◆ **Set task**:
Write the material out again exactly as it stands.

◆ **Data extract**:
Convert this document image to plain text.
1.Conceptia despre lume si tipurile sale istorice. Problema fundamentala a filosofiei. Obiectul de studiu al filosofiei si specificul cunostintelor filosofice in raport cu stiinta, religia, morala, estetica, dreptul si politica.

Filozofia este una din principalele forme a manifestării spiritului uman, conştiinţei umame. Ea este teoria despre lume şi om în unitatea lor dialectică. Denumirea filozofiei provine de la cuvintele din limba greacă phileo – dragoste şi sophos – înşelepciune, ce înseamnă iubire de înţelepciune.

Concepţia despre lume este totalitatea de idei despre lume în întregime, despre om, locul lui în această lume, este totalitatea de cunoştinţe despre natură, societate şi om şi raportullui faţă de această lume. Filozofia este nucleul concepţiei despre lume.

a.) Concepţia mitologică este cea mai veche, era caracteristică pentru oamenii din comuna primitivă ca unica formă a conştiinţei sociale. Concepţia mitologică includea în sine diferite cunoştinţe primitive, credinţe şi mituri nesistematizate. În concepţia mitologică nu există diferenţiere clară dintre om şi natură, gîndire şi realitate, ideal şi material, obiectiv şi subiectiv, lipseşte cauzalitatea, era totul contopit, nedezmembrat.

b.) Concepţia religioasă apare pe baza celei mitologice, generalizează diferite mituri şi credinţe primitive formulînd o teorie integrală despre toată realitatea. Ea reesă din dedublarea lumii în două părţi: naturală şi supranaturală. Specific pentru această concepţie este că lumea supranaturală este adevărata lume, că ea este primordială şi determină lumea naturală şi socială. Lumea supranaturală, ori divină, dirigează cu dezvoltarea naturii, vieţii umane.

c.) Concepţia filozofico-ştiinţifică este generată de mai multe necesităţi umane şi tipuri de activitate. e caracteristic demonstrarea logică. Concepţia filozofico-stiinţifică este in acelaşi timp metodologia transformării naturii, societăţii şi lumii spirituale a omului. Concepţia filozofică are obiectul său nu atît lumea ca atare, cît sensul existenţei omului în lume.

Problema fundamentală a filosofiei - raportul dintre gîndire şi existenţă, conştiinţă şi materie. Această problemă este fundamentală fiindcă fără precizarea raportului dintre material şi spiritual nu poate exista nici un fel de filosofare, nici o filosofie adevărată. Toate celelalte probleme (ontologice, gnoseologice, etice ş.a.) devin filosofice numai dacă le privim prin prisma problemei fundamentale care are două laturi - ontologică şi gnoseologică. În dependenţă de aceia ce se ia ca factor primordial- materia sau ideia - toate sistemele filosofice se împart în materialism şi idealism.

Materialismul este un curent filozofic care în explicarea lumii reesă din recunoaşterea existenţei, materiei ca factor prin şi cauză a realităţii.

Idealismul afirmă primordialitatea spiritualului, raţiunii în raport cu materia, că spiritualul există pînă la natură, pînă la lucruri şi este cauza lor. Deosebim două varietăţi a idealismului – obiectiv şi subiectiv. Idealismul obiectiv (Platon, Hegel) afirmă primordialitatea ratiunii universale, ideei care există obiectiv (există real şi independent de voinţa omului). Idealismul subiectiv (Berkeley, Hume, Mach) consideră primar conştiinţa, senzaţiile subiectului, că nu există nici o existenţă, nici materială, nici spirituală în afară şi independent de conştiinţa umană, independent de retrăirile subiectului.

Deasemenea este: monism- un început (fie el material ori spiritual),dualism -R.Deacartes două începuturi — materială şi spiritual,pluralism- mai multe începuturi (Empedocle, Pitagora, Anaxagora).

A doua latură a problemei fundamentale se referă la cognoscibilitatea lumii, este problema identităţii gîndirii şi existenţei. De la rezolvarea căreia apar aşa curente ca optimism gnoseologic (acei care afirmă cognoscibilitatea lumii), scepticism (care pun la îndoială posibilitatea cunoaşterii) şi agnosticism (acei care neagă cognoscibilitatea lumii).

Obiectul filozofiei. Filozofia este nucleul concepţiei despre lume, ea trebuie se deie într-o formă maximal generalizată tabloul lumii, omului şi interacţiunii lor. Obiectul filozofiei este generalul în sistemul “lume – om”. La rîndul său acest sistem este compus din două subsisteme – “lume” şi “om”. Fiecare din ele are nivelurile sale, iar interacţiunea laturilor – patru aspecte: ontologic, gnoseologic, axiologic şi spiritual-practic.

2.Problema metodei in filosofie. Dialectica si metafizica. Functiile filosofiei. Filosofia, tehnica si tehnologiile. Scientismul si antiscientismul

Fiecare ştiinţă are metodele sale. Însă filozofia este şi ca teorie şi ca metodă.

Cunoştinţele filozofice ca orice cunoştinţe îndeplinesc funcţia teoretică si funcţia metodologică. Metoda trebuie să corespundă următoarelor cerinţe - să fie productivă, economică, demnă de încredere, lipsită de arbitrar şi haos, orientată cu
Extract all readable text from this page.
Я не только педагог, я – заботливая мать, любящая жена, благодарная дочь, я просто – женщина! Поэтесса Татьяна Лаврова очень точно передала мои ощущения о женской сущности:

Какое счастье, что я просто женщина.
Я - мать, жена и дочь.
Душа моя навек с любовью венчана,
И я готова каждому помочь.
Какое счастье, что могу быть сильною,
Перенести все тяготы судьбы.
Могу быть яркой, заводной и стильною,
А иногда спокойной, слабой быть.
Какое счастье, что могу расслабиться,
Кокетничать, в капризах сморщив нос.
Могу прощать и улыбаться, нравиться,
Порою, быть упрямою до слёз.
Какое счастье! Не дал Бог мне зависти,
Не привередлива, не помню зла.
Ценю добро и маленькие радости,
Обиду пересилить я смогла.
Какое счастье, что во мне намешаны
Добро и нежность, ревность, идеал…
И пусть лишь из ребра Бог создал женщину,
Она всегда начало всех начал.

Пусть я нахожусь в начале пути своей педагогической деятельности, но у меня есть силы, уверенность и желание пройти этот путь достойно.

◆ **Result of the exercise**:
Convert this document image to plain text.
1.Conceptia despre lume si tipurile sale istorice. Problema fundamentala a filosofiei. Obiectul de studiu al filosofiei si specificul cunostintelor filosofice in raport cu stiinta, religia, morala, estetica, dreptul si politica.

Filozofia este una din principalele forme a manifestării spiritului uman, conştiinţei umame. Ea este teoria despre lume şi om în unitatea lor dialectică. Denumirea filozofiei provine de la cuvintele din limba greacă phileo – dragoste şi sophos – înşelepciune, ce înseamnă iubire de înţelepciune.

Concepţia despre lume este totalitatea de idei despre lume în întregime, despre om, locul lui în această lume, este totalitatea de cunoştinţe despre natură, societate şi om şi raportullui faţă de această lume. Filozofia este nucleul concepţiei despre lume.

a.) Concepţia mitologică este cea mai veche, era caracteristică pentru oamenii din comuna primitivă ca unica formă a conştiinţei sociale. Concepţia mitologică includea în sine diferite cunoştinţe primitive, credinţe şi mituri nesistematizate. În concepţia mitologică nu există diferenţiere clară dintre om şi natură, gîndire şi realitate, ideal şi material, obiectiv şi subiectiv, lipseşte cauzalitatea, era totul contopit, nedezmembrat.

b.) Concepţia religioasă apare pe baza celei mitologice, generalizează diferite mituri şi credinţe primitive formulînd o teorie integrală despre toată realitatea. Ea reesă din dedublarea lumii în două părţi: naturală şi supranaturală. Specific pentru această concepţie este că lumea supranaturală este adevărata lume, că ea este primordială şi determină lumea naturală şi socială. Lumea supranaturală, ori divină, dirigează cu dezvoltarea naturii, vieţii umane.

c.) Concepţia filozofico-ştiinţifică este generată de mai multe necesităţi umane şi tipuri de activitate. e caracteristic demonstrarea logică. Concepţia filozofico-stiinţifică este in acelaşi timp metodologia transformării naturii, societăţii şi lumii spirituale a omului. Concepţia filozofică are obiectul său nu atît lumea ca atare, cît sensul existenţei omului în lume.

Problema fundamentală a filosofiei - raportul dintre gîndire şi existenţă, conştiinţă şi materie. Această problemă este fundamentală fiindcă fără precizarea raportului dintre material şi spiritual nu poate exista nici un fel de filosofare, nici o filosofie adevărată. Toate celelalte probleme (ontologice, gnoseologice, etice ş.a.) devin filosofice numai dacă le privim prin prisma problemei fundamentale care are două laturi - ontologică şi gnoseologică. În dependenţă de aceia ce se ia ca factor primordial- materia sau ideia - toate sistemele filosofice se împart în materialism şi idealism.

Materialismul este un curent filozofic care în explicarea lumii reesă din recunoaşterea existenţei, materiei ca factor prin şi cauză a realităţii.

Idealismul afirmă primordialitatea spiritualului, raţiunii în raport cu materia, că spiritualul există pînă la natură, pînă la lucruri şi este cauza lor. Deosebim două varietăţi a idealismului – obiectiv şi subiectiv. Idealismul obiectiv (Platon, Hegel) afirmă primordialitatea ratiunii universale, ideei care există obiectiv (există real şi independent de voinţa omului). Idealismul subiectiv (Berkeley, Hume, Mach) consideră primar conştiinţa, senzaţiile subiectului, că nu există nici o existenţă, nici materială, nici spirituală în afară şi independent de conştiinţa umană, independent de retrăirile subiectului.

Deasemenea este: monism- un început (fie el material ori spiritual),dualism -R.Deacartes două începuturi — materială şi spiritual,pluralism- mai multe începuturi (Empedocle, Pitagora, Anaxagora).

A doua latură a problemei fundamentale se referă la cognoscibilitatea lumii, este problema identităţii gîndirii şi existenţei. De la rezolvarea căreia apar aşa curente ca optimism gnoseologic (acei care afirmă cognoscibilitatea lumii), scepticism (care pun la îndoială posibilitatea cunoaşterii) şi agnosticism (acei care neagă cognoscibilitatea lumii).

Obiectul filozofiei. Filozofia este nucleul concepţiei despre lume, ea trebuie se deie într-o formă maximal generalizată tabloul lumii, omului şi interacţiunii lor. Obiectul filozofiei este generalul în sistemul “lume – om”. La rîndul său acest sistem este compus din două subsisteme – “lume” şi “om”. Fiecare din ele are nivelurile sale, iar interacţiunea laturilor – patru aspecte: ontologic, gnoseologic, axiologic şi spiritual-practic.

2.Problema metodei in filosofie. Dialectica si metafizica. Functiile filosofiei. Filosofia, tehnica si tehnologiile. Scientismul si antiscientismul

Fiecare ştiinţă are metodele sale. Însă filozofia este şi ca teorie şi ca metodă.

Cunoştinţele filozofice ca orice cunoştinţe îndeplinesc funcţia teoretică si funcţia metodologică. Metoda trebuie să corespundă următoarelor cerinţe - să fie productivă, economică, demnă de încredere, lipsită de arbitrar şi haos, orientată cu
Extract all readable text from this page.
Я не только педагог, я – заботливая мать, любящая жена, благодарная дочь, я просто – женщина! Поэтесса Татьяна Лаврова очень точно передала мои ощущения о женской сущности:

Какое счастье, что я просто женщина.
Я - мать, жена и дочь.
Душа моя навек с любовью венчана,
И я готова каждому помочь.
Какое счастье, что могу быть сильною,
Перенести все тяготы судьбы.
Могу быть яркой, заводной и стильною,
А иногда спокойной, слабой быть.
Какое счастье, что могу расслабиться,
Кокетничать, в капризах сморщив нос.
Могу прощать и улыбаться, нравиться,
Порою, быть упрямою до слёз.
Какое счастье! Не дал Бог мне зависти,
Не привередлива, не помню зла.
Ценю добро и маленькие радости,
Обиду пересилить я смогла.
Какое счастье, что во мне намешаны
Добро и нежность, ревность, идеал…
И пусть лишь из ребра Бог создал женщину,
Она всегда начало всех начал.

Пусть я нахожусь в начале пути своей педагогической деятельности, но у меня есть силы, уверенность и желание пройти этот путь достойно.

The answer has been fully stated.